The move comes a year after Kathy was inducted into the Michigan Journalism Hall of Fame, and just a few weeks after Roger Martin was selected as a distinguished alumnus of Michigan State University’s College of Communication Arts & Sciences.

The entire Martin Waymire team is so proud to have these two senior leaders as part of our amazing team. We wouldn’t be here making Michigan a better place by working on behalf of our extraordinary clients without their incredible contributions to advancing those clients’ interests and their outstanding role in growing and grooming our staff.

And for me, it’s been a real privilege to work, learn – and party! – alongside two people I highly admired during their journalism careers.

Kathy’s long and distinguished journalism career was built on approaching her job with integrity and a lack of bias. “Just the facts, ma’am,” might be her motto, and the people of the communities she touched were far the better off for that style.

Her readers have stretched from Indiana to Washington, D.C., and beyond, but it has been in Michigan where she has made her biggest mark. As her longtime friend Carolyn Washburn, who has been editor at the Idaho Stateman in Boise, the Des Moines Register and the Cincinnati Enquirer puts it, “She’s been a major player at the most significant news organization in the state. She’s getting the recognition now.”

But those who have the opportunity to know her also value her friendship. Whether helping young reporters and PR executives think through their futures or bringing an incisive question to someone dealing with a mid-life career move, she’s been a go-to person for many of us wrestling with life – myself included. David Eggert, who followed her in running the Associated Press Lansing Bureau, says that “I have long considered Kathy as a mentor. Even though we have not worked together in 11 years, she has always kept in contact and has helped me in so many ways in my career.”

Kathy took her first journalism class as an eighth grader in Santa Monica, California. After moving to Goshen, Indiana, she became editor of her high school newspaper, The Tomahawk. She also wrote for the South Bend Tribune where she won her first award, a “Most Valuable Staffer” recognition for outstanding contributions during the school year from the American Newspaper Publishers Association.

At the Ball State Daily News, she worked as a reporter, copy editor and eventually managing editor. While with the Daily News, she took the opportunity to spend a term in Indianapolis covering the Indiana Legislature, which launched her interest in covering politics and public policy. Kathy took a job at The Vidette-Messenger in Valparaiso after graduating, and then in 1980 headed to the Richmond (Ind.) Palladium-Item, showing great taste in finding papers with interesting names.

While in Richmond, she married Brent Hoffman, a fellow Ball State alum who took a huge step toward winning her heart the first night they met when he said he couldn’t start his day without a newspaper. She was a reporter and then editorial page writer and editor for four years in Richmond, helping the paper become recognized as the best in Indiana by the Hoosier State Press Association in 1981 and 1983.

The Hoffman duo came to Michigan in 1984, Kathy joining the Lansing State Journal and Brent taking a position as a teacher at Leslie Public Schools. She quickly moved up, covering politics and special projects, becoming an early adaptor of computer-based journalism, and winning Associated Press and Gannett awards for investigative and public service reporting. She also taught journalism at Michigan State and computer-assisted reporting skills to Gannett reporters nationally.

Kathy was part of a vital trio of young women reporters at a Lansing State Journal in transition. She was covering state government. Jennifer Harsha Carroll handled Michigan State University. Carolyn Washburn took on Oldsmobile and General Motors.

Task goal =>
Answer these questions from the passage about Kathy:
(a) In what city did Kathy take her first journalism class?
(b) In what year did Kathy and Brent Hoffman come to Michigan?
(c) What did Jennifer Harsha Carroll cover at the Lansing State Journal?
The entries below the passage about Kathy come from a different source.

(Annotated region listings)
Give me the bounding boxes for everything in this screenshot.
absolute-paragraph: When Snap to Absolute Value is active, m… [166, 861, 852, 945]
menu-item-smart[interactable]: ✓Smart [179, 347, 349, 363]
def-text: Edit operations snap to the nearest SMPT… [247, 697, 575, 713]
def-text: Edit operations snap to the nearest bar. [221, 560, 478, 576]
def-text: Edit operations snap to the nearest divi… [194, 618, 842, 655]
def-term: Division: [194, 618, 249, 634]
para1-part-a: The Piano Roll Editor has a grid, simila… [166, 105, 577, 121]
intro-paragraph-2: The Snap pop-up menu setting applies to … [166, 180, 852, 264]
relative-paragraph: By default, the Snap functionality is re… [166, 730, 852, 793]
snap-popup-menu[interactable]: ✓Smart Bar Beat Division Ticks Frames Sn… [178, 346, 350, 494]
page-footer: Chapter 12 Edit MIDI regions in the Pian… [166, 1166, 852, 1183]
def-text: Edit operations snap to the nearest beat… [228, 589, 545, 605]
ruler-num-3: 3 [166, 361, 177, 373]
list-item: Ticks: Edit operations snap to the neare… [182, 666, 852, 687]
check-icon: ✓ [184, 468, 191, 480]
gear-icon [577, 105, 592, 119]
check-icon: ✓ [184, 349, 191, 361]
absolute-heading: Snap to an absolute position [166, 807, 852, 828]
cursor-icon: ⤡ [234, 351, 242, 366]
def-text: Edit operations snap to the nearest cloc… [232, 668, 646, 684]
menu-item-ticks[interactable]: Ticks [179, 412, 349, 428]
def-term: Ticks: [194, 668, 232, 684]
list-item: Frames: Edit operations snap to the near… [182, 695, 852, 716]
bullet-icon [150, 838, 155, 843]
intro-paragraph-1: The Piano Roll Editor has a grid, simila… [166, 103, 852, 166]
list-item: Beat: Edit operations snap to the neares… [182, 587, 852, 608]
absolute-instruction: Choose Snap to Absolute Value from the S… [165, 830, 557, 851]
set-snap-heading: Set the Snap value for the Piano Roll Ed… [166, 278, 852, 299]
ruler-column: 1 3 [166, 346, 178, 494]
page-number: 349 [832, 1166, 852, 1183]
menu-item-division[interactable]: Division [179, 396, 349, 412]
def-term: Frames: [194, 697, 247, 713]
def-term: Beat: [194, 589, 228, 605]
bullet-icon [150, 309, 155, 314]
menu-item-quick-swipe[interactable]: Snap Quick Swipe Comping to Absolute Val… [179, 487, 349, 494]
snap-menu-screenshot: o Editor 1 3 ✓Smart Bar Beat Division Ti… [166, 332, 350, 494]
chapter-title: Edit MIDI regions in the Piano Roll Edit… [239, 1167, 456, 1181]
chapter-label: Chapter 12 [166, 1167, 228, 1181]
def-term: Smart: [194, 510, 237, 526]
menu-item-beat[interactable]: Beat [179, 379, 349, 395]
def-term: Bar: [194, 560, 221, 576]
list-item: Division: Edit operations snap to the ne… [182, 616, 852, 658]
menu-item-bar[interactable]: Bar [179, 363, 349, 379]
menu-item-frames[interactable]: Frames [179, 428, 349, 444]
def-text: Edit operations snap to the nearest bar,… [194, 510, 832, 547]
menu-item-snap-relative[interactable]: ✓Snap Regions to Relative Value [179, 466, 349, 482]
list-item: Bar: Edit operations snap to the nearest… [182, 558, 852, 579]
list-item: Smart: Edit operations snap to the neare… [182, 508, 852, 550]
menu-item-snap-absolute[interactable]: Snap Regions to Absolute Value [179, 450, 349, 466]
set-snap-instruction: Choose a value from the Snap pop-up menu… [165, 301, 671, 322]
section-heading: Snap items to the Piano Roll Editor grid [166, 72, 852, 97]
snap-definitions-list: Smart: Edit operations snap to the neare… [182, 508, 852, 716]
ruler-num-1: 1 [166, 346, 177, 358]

Result of this exercise =>
(a) Santa Monica, California
(b) 1984
(c) Michigan State University